__Stated exercise__
Say how many lines contain "Zugriffstokens", using only the number.

----------

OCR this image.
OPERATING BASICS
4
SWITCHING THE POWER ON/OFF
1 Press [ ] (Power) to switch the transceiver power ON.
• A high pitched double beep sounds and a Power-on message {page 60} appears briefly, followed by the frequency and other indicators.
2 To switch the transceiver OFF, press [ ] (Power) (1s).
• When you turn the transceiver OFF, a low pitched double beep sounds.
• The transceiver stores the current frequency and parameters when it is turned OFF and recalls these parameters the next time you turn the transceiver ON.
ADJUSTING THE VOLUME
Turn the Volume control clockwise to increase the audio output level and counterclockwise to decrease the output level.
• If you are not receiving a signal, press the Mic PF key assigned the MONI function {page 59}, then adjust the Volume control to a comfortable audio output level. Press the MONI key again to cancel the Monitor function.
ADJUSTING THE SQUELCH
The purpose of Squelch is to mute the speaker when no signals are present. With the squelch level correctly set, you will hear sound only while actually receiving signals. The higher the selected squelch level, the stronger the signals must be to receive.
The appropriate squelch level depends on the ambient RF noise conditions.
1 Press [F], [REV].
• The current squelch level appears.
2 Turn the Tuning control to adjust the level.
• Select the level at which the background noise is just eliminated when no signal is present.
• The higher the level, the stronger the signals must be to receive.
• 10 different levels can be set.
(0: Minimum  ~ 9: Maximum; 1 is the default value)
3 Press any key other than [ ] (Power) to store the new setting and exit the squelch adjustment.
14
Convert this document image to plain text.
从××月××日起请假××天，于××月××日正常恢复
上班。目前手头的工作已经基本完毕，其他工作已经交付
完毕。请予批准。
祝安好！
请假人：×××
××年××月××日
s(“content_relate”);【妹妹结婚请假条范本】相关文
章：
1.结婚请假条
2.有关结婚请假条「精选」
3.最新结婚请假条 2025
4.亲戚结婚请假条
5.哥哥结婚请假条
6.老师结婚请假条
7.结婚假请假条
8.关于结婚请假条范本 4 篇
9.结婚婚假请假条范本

----------

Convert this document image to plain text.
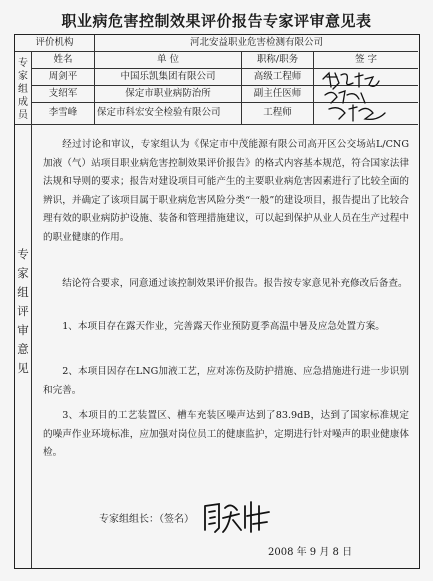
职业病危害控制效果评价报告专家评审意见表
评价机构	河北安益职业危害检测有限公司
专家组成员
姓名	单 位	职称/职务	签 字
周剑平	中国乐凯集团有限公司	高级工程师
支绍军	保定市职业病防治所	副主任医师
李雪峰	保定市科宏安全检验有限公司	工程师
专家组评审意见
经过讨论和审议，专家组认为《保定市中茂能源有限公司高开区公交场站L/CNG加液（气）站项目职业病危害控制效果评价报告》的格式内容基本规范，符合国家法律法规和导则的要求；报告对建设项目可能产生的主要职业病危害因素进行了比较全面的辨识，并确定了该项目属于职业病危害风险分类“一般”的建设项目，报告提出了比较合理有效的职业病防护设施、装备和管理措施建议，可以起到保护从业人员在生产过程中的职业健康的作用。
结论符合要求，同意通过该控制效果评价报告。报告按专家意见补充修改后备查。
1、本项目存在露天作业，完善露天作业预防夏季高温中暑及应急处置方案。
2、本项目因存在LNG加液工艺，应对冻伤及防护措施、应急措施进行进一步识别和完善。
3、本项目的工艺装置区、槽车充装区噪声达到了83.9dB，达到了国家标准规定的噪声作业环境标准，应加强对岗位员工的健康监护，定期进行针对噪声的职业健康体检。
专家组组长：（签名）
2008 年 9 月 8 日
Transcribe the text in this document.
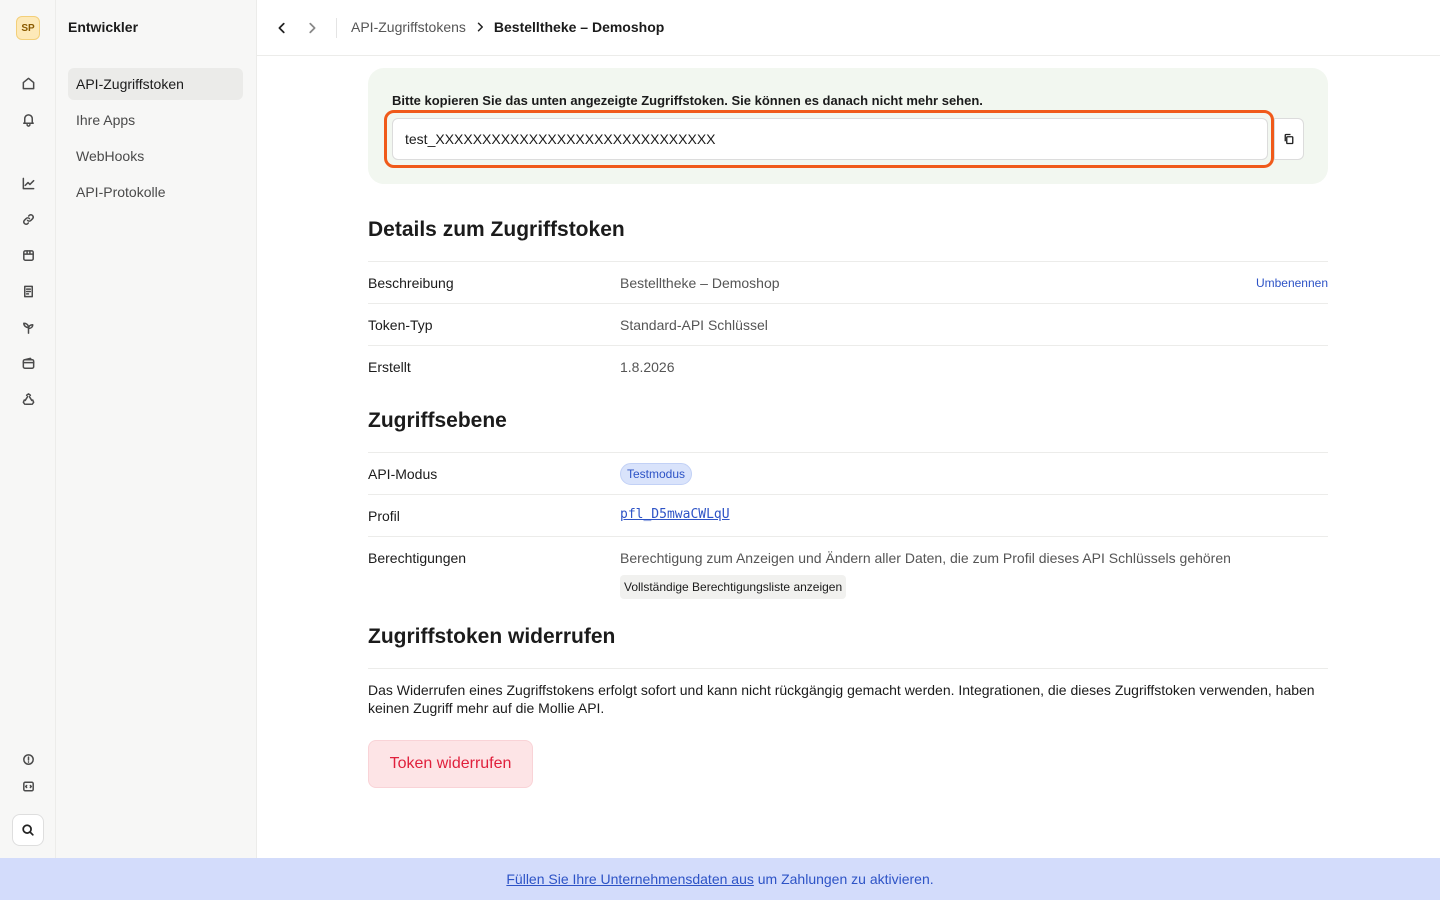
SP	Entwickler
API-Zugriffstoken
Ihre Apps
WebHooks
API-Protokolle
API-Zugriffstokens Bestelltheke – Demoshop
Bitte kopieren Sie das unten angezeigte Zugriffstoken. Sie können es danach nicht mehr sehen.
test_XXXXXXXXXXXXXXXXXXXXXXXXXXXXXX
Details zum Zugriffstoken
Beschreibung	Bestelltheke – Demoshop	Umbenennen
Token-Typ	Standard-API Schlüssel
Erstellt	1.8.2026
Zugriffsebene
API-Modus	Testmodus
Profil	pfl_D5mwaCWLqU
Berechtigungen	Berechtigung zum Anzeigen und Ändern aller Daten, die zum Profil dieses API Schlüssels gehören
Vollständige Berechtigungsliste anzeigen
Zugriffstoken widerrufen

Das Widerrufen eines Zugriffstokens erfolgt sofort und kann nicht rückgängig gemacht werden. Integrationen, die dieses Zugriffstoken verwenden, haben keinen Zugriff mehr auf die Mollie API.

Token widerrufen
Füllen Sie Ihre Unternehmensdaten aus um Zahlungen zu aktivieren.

----------

__Finished task__
2